▶ _Aim_
Exactly as given, repeat all of the entries.
───── Record list ─────
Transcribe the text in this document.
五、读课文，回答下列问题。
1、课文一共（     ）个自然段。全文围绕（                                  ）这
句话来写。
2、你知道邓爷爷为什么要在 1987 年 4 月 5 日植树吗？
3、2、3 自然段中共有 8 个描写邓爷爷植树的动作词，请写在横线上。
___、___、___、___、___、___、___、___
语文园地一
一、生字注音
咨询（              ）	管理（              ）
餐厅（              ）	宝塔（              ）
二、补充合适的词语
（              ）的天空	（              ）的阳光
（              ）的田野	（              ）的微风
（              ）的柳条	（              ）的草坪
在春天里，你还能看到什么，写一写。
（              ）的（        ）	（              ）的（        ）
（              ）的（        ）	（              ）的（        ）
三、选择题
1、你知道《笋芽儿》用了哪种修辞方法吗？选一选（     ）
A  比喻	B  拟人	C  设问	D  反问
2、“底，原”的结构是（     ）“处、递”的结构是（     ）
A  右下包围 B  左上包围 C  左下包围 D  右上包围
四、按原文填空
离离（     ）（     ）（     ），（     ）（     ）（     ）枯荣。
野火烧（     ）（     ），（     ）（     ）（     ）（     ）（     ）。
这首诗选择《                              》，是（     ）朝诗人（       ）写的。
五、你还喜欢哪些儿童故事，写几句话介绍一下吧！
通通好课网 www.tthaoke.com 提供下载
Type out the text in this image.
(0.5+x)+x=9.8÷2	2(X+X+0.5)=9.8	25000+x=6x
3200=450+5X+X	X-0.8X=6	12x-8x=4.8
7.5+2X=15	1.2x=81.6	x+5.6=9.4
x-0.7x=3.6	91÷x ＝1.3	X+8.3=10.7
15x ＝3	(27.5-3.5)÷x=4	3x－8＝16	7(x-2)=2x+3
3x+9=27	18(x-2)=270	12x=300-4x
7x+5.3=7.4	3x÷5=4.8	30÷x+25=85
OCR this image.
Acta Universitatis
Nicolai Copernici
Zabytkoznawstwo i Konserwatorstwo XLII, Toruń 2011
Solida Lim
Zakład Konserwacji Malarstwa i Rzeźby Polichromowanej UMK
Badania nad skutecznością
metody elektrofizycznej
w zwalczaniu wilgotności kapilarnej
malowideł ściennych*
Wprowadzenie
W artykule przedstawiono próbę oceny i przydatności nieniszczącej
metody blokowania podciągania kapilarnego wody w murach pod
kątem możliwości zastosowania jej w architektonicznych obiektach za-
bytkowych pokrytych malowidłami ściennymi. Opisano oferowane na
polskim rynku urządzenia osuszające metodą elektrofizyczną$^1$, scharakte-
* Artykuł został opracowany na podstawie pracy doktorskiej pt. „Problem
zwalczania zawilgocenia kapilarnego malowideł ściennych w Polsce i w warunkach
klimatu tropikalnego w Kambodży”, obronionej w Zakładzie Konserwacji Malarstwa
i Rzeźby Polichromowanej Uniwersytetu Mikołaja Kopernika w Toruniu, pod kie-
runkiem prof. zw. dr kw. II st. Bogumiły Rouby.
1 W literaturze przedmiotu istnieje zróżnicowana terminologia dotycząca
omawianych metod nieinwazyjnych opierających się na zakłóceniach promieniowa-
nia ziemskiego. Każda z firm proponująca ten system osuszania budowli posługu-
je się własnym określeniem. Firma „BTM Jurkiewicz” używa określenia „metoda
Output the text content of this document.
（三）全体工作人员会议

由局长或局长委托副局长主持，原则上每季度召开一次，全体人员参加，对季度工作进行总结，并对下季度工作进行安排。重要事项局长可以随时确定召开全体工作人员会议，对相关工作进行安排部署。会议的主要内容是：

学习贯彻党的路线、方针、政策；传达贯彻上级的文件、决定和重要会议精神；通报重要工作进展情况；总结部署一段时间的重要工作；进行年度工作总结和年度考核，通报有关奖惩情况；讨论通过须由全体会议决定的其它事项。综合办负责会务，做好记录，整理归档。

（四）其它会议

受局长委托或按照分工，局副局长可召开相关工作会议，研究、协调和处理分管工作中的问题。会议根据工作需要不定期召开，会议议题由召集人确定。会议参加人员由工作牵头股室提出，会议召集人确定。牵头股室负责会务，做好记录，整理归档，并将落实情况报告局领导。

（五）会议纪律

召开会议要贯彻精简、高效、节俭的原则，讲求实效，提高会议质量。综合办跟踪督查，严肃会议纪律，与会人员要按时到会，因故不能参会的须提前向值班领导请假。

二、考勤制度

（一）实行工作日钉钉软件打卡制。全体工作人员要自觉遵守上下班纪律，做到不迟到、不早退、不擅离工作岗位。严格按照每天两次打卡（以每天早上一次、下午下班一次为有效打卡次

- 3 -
─────
▶ _Result of the exercise_
Transcribe the text in this document.
五、读课文，回答下列问题。
1、课文一共（     ）个自然段。全文围绕（                                  ）这
句话来写。
2、你知道邓爷爷为什么要在 1987 年 4 月 5 日植树吗？
3、2、3 自然段中共有 8 个描写邓爷爷植树的动作词，请写在横线上。
___、___、___、___、___、___、___、___
语文园地一
一、生字注音
咨询（              ）	管理（              ）
餐厅（              ）	宝塔（              ）
二、补充合适的词语
（              ）的天空	（              ）的阳光
（              ）的田野	（              ）的微风
（              ）的柳条	（              ）的草坪
在春天里，你还能看到什么，写一写。
（              ）的（        ）	（              ）的（        ）
（              ）的（        ）	（              ）的（        ）
三、选择题
1、你知道《笋芽儿》用了哪种修辞方法吗？选一选（     ）
A  比喻	B  拟人	C  设问	D  反问
2、“底，原”的结构是（     ）“处、递”的结构是（     ）
A  右下包围 B  左上包围 C  左下包围 D  右上包围
四、按原文填空
离离（     ）（     ）（     ），（     ）（     ）（     ）枯荣。
野火烧（     ）（     ），（     ）（     ）（     ）（     ）（     ）。
这首诗选择《                              》，是（     ）朝诗人（       ）写的。
五、你还喜欢哪些儿童故事，写几句话介绍一下吧！
通通好课网 www.tthaoke.com 提供下载
Type out the text in this image.
(0.5+x)+x=9.8÷2	2(X+X+0.5)=9.8	25000+x=6x
3200=450+5X+X	X-0.8X=6	12x-8x=4.8
7.5+2X=15	1.2x=81.6	x+5.6=9.4
x-0.7x=3.6	91÷x ＝1.3	X+8.3=10.7
15x ＝3	(27.5-3.5)÷x=4	3x－8＝16	7(x-2)=2x+3
3x+9=27	18(x-2)=270	12x=300-4x
7x+5.3=7.4	3x÷5=4.8	30÷x+25=85
OCR this image.
Acta Universitatis
Nicolai Copernici
Zabytkoznawstwo i Konserwatorstwo XLII, Toruń 2011
Solida Lim
Zakład Konserwacji Malarstwa i Rzeźby Polichromowanej UMK
Badania nad skutecznością
metody elektrofizycznej
w zwalczaniu wilgotności kapilarnej
malowideł ściennych*
Wprowadzenie
W artykule przedstawiono próbę oceny i przydatności nieniszczącej
metody blokowania podciągania kapilarnego wody w murach pod
kątem możliwości zastosowania jej w architektonicznych obiektach za-
bytkowych pokrytych malowidłami ściennymi. Opisano oferowane na
polskim rynku urządzenia osuszające metodą elektrofizyczną$^1$, scharakte-
* Artykuł został opracowany na podstawie pracy doktorskiej pt. „Problem
zwalczania zawilgocenia kapilarnego malowideł ściennych w Polsce i w warunkach
klimatu tropikalnego w Kambodży”, obronionej w Zakładzie Konserwacji Malarstwa
i Rzeźby Polichromowanej Uniwersytetu Mikołaja Kopernika w Toruniu, pod kie-
runkiem prof. zw. dr kw. II st. Bogumiły Rouby.
1 W literaturze przedmiotu istnieje zróżnicowana terminologia dotycząca
omawianych metod nieinwazyjnych opierających się na zakłóceniach promieniowa-
nia ziemskiego. Każda z firm proponująca ten system osuszania budowli posługu-
je się własnym określeniem. Firma „BTM Jurkiewicz” używa określenia „metoda
Output the text content of this document.
（三）全体工作人员会议

由局长或局长委托副局长主持，原则上每季度召开一次，全体人员参加，对季度工作进行总结，并对下季度工作进行安排。重要事项局长可以随时确定召开全体工作人员会议，对相关工作进行安排部署。会议的主要内容是：

学习贯彻党的路线、方针、政策；传达贯彻上级的文件、决定和重要会议精神；通报重要工作进展情况；总结部署一段时间的重要工作；进行年度工作总结和年度考核，通报有关奖惩情况；讨论通过须由全体会议决定的其它事项。综合办负责会务，做好记录，整理归档。

（四）其它会议

受局长委托或按照分工，局副局长可召开相关工作会议，研究、协调和处理分管工作中的问题。会议根据工作需要不定期召开，会议议题由召集人确定。会议参加人员由工作牵头股室提出，会议召集人确定。牵头股室负责会务，做好记录，整理归档，并将落实情况报告局领导。

（五）会议纪律

召开会议要贯彻精简、高效、节俭的原则，讲求实效，提高会议质量。综合办跟踪督查，严肃会议纪律，与会人员要按时到会，因故不能参会的须提前向值班领导请假。

二、考勤制度

（一）实行工作日钉钉软件打卡制。全体工作人员要自觉遵守上下班纪律，做到不迟到、不早退、不擅离工作岗位。严格按照每天两次打卡（以每天早上一次、下午下班一次为有效打卡次

- 3 -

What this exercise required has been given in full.